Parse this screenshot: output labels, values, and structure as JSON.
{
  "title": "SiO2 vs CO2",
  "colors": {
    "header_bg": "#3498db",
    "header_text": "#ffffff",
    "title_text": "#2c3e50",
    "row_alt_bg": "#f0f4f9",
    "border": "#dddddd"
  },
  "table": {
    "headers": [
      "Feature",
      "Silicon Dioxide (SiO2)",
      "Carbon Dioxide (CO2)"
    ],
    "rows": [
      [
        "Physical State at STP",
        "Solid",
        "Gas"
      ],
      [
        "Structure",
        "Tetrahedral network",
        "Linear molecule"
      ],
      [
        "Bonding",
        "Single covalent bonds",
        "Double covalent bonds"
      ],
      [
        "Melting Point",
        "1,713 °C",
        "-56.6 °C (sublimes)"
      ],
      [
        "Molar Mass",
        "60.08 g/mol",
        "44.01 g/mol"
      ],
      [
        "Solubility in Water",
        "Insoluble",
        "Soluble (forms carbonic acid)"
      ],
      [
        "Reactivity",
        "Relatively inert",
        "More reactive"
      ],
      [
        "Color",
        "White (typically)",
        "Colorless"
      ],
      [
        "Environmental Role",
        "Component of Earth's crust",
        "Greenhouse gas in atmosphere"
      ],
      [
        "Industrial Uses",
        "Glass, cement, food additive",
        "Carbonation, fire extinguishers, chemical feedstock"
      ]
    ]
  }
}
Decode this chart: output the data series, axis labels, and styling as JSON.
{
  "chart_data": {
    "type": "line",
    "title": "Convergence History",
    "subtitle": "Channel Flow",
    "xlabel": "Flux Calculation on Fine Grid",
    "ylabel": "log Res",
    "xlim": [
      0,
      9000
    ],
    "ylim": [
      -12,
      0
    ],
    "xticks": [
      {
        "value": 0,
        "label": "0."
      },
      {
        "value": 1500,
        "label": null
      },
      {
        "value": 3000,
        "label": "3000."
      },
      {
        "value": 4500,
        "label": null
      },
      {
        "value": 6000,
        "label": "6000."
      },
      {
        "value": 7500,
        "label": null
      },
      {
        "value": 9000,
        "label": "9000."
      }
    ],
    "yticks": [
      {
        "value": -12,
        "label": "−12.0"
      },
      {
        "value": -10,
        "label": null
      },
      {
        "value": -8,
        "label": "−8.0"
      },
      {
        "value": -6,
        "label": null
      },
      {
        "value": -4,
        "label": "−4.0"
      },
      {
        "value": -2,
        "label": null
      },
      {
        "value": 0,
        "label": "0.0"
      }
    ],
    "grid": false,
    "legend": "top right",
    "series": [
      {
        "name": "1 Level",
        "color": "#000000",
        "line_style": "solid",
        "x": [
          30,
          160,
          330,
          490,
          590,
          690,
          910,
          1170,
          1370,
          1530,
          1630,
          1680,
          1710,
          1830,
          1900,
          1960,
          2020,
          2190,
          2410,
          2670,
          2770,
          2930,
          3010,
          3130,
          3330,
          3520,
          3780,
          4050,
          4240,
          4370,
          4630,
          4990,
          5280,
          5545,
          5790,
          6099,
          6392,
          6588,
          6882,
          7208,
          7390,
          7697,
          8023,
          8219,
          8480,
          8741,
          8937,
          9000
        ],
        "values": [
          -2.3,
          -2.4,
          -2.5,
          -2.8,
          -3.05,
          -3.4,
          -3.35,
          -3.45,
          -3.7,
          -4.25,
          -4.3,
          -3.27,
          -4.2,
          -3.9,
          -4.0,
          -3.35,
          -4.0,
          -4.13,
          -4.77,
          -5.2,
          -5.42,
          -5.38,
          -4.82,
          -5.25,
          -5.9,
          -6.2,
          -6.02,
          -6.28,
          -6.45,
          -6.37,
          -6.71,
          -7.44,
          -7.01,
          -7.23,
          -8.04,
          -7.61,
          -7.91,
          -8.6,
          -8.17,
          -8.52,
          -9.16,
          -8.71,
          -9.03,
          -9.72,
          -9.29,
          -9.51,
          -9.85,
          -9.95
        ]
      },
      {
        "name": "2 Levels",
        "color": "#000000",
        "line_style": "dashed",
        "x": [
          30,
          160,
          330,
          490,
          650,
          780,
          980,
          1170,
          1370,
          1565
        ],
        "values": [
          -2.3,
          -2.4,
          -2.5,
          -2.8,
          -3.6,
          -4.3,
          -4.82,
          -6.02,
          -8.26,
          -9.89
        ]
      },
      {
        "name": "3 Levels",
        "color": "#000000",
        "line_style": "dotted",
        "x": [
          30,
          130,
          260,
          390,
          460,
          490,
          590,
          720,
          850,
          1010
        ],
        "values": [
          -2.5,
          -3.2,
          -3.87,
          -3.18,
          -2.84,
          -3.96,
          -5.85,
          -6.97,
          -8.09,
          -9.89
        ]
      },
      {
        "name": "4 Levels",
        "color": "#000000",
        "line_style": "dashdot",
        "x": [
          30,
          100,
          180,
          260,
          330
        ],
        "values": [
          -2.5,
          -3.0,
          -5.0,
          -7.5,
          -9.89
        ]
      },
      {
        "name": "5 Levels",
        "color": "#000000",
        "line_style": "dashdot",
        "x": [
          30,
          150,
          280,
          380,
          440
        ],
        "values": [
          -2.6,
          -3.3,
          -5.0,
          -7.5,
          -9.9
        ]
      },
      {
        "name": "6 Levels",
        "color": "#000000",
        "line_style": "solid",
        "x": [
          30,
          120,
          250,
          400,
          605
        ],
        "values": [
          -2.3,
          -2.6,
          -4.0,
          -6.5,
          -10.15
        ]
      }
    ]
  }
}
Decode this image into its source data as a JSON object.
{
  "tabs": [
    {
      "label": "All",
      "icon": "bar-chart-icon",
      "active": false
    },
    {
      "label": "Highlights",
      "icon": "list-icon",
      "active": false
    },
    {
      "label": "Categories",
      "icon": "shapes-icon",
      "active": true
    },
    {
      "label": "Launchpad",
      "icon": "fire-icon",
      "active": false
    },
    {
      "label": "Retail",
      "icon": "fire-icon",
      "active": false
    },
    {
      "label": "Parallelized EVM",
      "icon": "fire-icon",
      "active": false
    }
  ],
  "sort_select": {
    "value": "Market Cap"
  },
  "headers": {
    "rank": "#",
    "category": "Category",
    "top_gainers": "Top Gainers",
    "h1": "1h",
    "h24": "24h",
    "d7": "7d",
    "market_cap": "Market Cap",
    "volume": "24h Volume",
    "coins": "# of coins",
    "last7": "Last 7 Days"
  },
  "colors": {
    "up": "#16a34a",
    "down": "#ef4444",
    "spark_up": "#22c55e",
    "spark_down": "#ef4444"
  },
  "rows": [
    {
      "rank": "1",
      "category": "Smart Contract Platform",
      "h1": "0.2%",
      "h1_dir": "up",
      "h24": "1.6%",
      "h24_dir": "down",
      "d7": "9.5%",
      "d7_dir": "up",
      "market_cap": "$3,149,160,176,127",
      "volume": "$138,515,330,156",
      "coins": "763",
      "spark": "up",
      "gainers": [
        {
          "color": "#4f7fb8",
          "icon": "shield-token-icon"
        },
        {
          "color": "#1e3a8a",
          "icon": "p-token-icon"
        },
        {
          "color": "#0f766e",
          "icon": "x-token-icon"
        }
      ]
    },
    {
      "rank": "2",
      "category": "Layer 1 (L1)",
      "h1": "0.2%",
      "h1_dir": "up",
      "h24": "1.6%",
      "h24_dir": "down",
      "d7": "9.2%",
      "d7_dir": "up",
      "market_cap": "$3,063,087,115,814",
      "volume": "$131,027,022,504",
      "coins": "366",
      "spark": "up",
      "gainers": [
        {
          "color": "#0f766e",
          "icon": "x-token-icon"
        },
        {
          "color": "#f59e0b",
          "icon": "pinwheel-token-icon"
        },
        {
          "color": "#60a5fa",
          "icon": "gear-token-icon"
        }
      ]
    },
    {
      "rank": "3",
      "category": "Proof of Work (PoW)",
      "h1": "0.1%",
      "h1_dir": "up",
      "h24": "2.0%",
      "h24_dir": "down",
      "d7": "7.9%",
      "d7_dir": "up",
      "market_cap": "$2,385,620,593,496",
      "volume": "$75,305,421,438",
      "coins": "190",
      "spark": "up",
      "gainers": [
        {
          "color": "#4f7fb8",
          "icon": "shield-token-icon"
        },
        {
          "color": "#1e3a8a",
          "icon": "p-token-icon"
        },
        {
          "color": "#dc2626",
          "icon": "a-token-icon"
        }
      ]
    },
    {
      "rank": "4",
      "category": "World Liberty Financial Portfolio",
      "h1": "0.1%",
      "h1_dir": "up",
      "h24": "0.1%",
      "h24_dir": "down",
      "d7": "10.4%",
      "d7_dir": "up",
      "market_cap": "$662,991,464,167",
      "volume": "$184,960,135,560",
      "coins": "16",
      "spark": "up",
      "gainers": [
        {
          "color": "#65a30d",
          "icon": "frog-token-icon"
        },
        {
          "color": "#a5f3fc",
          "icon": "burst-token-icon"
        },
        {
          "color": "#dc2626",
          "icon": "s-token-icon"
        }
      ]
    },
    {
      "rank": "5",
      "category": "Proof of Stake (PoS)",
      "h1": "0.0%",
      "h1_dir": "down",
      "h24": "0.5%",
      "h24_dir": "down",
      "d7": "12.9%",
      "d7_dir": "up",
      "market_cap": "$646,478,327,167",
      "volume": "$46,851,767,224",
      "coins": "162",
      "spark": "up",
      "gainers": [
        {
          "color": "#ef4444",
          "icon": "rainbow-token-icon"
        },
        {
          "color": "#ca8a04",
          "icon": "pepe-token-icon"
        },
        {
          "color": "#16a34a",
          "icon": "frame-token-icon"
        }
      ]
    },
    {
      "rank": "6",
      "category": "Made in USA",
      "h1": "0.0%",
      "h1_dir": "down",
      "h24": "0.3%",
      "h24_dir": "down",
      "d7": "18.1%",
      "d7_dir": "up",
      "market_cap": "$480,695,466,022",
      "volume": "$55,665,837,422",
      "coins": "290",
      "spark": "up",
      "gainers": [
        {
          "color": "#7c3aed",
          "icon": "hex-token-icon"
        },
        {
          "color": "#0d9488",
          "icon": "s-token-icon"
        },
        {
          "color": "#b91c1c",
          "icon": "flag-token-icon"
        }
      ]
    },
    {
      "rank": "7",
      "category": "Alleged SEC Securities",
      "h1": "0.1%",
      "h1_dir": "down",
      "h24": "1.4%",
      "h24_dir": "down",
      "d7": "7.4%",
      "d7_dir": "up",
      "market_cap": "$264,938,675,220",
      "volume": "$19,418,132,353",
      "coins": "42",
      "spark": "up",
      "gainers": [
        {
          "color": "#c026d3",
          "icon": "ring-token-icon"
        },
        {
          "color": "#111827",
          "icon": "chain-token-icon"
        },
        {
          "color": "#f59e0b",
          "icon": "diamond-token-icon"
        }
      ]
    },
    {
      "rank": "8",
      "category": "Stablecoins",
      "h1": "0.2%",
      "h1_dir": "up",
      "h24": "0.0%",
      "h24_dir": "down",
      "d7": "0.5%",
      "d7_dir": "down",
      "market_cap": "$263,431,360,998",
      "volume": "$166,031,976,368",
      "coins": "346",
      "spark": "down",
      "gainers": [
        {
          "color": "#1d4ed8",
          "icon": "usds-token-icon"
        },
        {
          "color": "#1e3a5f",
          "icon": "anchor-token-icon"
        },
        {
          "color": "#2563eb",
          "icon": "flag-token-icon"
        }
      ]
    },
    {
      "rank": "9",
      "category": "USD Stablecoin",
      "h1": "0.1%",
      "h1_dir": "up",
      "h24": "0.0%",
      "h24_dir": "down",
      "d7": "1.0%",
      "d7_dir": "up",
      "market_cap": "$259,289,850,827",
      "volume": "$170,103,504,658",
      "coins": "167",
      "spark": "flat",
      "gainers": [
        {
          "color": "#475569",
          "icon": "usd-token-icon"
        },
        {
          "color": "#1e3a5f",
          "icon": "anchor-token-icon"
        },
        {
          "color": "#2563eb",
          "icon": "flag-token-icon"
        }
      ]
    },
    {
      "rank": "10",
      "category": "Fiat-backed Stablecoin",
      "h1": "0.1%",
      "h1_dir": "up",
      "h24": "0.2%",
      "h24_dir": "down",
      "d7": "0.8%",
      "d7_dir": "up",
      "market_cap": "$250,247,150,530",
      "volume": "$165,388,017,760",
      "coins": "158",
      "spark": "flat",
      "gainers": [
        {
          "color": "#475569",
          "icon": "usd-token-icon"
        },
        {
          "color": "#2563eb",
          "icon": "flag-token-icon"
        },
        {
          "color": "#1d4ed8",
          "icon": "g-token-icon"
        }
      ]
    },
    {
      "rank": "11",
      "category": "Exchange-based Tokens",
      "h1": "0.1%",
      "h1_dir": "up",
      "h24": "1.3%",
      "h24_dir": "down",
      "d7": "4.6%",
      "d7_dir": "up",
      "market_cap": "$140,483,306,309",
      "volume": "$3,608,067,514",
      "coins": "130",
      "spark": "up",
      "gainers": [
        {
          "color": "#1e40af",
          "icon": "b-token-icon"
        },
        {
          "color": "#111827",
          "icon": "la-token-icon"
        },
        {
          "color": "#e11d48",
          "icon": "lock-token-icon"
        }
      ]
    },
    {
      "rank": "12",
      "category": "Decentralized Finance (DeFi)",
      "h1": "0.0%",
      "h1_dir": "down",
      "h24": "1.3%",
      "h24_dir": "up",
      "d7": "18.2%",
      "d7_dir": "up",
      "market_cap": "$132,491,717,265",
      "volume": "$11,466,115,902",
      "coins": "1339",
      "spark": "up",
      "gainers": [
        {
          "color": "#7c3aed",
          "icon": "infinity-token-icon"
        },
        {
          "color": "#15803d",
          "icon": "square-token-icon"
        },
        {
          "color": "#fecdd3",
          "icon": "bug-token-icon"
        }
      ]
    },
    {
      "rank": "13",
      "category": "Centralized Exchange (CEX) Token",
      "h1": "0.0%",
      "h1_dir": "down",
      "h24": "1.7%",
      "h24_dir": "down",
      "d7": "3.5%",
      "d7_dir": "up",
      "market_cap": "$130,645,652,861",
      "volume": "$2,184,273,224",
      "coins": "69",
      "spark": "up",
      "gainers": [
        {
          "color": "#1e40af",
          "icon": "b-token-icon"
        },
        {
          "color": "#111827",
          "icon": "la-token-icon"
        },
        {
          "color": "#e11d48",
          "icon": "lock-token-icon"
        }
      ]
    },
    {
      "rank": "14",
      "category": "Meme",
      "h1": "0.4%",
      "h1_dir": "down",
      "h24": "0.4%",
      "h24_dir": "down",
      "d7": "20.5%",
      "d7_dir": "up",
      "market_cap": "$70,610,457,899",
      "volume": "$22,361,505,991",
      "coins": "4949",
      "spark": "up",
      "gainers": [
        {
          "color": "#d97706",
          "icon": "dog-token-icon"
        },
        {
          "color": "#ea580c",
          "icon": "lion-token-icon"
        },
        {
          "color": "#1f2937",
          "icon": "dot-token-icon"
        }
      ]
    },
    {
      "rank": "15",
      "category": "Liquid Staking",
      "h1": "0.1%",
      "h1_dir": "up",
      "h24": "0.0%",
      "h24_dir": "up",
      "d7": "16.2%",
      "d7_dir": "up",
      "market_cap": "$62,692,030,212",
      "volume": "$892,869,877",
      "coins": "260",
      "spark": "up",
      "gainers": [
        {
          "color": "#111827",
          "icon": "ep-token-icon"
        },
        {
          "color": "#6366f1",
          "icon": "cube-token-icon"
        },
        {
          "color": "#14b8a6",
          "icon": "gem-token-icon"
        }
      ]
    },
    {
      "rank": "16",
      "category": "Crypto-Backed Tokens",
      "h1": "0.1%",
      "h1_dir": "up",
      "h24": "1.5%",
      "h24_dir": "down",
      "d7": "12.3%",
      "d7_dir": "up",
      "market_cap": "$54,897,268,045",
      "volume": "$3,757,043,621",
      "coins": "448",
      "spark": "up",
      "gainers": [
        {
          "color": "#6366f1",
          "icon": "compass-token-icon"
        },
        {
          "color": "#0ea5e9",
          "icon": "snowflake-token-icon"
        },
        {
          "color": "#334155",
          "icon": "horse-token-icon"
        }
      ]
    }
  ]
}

*EXERCISE:* Examine the records and pull out every line where the string "series" occurs.

*TASK SOLUTION:*
Decode this chart: output the data series, axis labels, and styling as JSON.
    "series": [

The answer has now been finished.